→ What to produce
Write out, precisely and in full, each line of the material.

→ Given records

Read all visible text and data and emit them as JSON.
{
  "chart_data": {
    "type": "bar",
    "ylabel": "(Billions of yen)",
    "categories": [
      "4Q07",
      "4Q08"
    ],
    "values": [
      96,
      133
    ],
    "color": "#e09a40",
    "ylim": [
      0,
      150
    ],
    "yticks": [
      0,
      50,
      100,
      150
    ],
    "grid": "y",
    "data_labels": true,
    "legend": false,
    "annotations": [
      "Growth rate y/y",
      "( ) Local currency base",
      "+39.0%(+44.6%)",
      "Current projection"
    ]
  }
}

→ Full solution
Read all visible text and data and emit them as JSON.
{
  "chart_data": {
    "type": "bar",
    "ylabel": "(Billions of yen)",
    "categories": [
      "4Q07",
      "4Q08"
    ],
    "values": [
      96,
      133
    ],
    "color": "#e09a40",
    "ylim": [
      0,
      150
    ],
    "yticks": [
      0,
      50,
      100,
      150
    ],
    "grid": "y",
    "data_labels": true,
    "legend": false,
    "annotations": [
      "Growth rate y/y",
      "( ) Local currency base",
      "+39.0%(+44.6%)",
      "Current projection"
    ]
  }
}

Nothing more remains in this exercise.